►

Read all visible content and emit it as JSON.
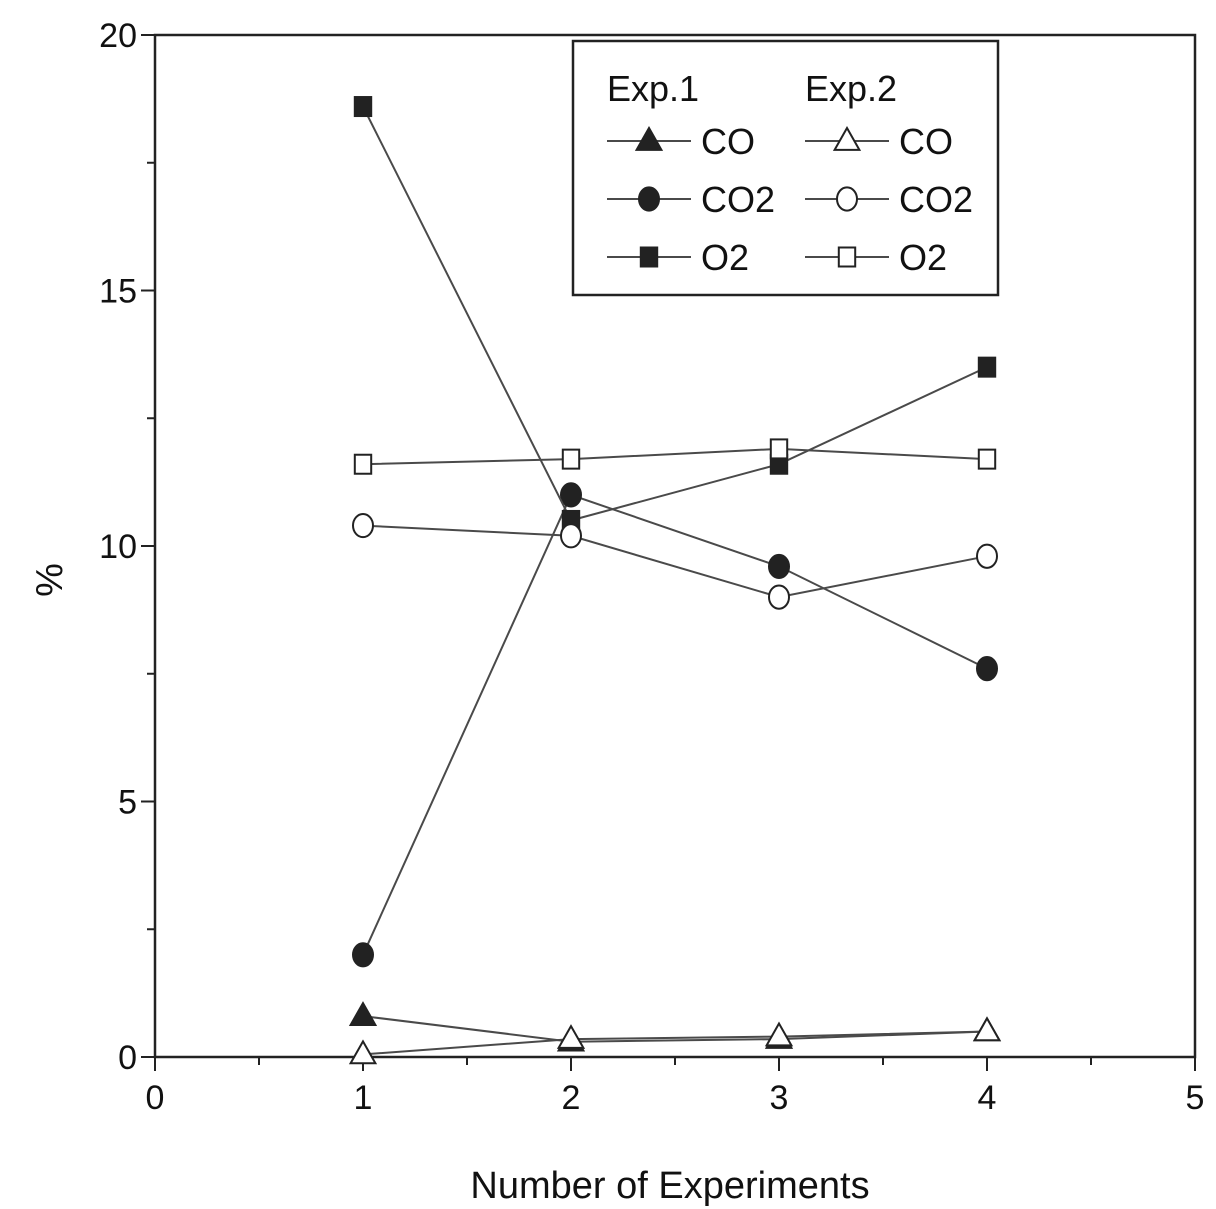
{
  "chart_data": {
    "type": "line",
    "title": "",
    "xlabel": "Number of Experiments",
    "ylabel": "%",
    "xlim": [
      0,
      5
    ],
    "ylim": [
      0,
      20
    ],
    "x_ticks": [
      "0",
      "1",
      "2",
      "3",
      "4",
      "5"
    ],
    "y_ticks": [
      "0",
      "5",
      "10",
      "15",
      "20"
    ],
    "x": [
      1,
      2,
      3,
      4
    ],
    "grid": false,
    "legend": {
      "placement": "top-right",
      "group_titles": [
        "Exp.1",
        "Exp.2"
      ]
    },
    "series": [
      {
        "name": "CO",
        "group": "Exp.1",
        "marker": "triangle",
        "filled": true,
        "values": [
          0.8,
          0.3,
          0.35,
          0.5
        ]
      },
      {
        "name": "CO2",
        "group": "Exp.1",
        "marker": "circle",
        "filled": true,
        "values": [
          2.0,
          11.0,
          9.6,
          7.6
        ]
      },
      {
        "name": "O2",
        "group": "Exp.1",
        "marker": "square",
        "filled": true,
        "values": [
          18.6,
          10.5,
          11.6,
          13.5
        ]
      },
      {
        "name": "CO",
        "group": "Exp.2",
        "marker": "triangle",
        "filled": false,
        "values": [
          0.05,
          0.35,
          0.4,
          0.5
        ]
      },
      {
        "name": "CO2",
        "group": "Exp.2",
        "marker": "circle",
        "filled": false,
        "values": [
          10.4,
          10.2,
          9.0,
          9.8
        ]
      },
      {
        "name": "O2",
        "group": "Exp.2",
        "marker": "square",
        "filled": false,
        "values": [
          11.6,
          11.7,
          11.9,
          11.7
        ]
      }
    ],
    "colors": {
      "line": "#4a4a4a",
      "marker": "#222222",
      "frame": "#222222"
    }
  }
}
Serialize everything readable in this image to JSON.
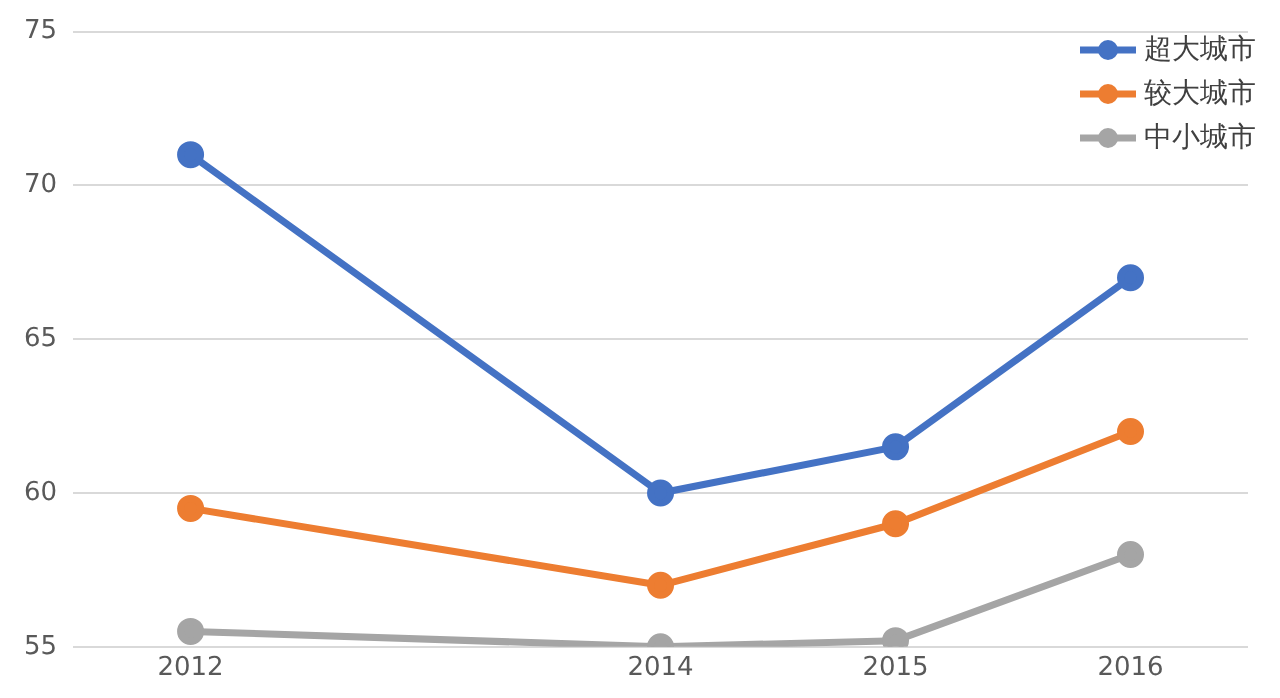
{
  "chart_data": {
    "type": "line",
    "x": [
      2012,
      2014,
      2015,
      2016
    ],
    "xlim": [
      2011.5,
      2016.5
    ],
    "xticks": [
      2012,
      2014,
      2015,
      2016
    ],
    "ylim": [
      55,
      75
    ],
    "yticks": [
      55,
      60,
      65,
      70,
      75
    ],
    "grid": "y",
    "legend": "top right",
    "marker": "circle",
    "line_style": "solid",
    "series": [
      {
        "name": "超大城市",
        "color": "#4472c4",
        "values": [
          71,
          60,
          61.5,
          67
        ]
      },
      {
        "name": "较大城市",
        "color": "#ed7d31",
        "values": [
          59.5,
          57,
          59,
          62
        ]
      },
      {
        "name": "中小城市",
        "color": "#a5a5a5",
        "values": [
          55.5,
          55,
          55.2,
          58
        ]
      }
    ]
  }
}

◄

Your objective. Write out the full set of lines verbatim, without the pictures.

Answer to the exercise.
Read all visible content and emit it as JSON.
{
  "chart_data": {
    "type": "line",
    "title": "",
    "xlabel": "Number of Experiments",
    "ylabel": "%",
    "xlim": [
      0,
      5
    ],
    "ylim": [
      0,
      20
    ],
    "x_ticks": [
      "0",
      "1",
      "2",
      "3",
      "4",
      "5"
    ],
    "y_ticks": [
      "0",
      "5",
      "10",
      "15",
      "20"
    ],
    "x": [
      1,
      2,
      3,
      4
    ],
    "grid": false,
    "legend": {
      "placement": "top-right",
      "group_titles": [
        "Exp.1",
        "Exp.2"
      ]
    },
    "series": [
      {
        "name": "CO",
        "group": "Exp.1",
        "marker": "triangle",
        "filled": true,
        "values": [
          0.8,
          0.3,
          0.35,
          0.5
        ]
      },
      {
        "name": "CO2",
        "group": "Exp.1",
        "marker": "circle",
        "filled": true,
        "values": [
          2.0,
          11.0,
          9.6,
          7.6
        ]
      },
      {
        "name": "O2",
        "group": "Exp.1",
        "marker": "square",
        "filled": true,
        "values": [
          18.6,
          10.5,
          11.6,
          13.5
        ]
      },
      {
        "name": "CO",
        "group": "Exp.2",
        "marker": "triangle",
        "filled": false,
        "values": [
          0.05,
          0.35,
          0.4,
          0.5
        ]
      },
      {
        "name": "CO2",
        "group": "Exp.2",
        "marker": "circle",
        "filled": false,
        "values": [
          10.4,
          10.2,
          9.0,
          9.8
        ]
      },
      {
        "name": "O2",
        "group": "Exp.2",
        "marker": "square",
        "filled": false,
        "values": [
          11.6,
          11.7,
          11.9,
          11.7
        ]
      }
    ],
    "colors": {
      "line": "#4a4a4a",
      "marker": "#222222",
      "frame": "#222222"
    }
  }
}
Serialize everything readable in this image to JSON.
{
  "chart_data": {
    "type": "line",
    "x": [
      2012,
      2014,
      2015,
      2016
    ],
    "xlim": [
      2011.5,
      2016.5
    ],
    "xticks": [
      2012,
      2014,
      2015,
      2016
    ],
    "ylim": [
      55,
      75
    ],
    "yticks": [
      55,
      60,
      65,
      70,
      75
    ],
    "grid": "y",
    "legend": "top right",
    "marker": "circle",
    "line_style": "solid",
    "series": [
      {
        "name": "超大城市",
        "color": "#4472c4",
        "values": [
          71,
          60,
          61.5,
          67
        ]
      },
      {
        "name": "较大城市",
        "color": "#ed7d31",
        "values": [
          59.5,
          57,
          59,
          62
        ]
      },
      {
        "name": "中小城市",
        "color": "#a5a5a5",
        "values": [
          55.5,
          55,
          55.2,
          58
        ]
      }
    ]
  }
}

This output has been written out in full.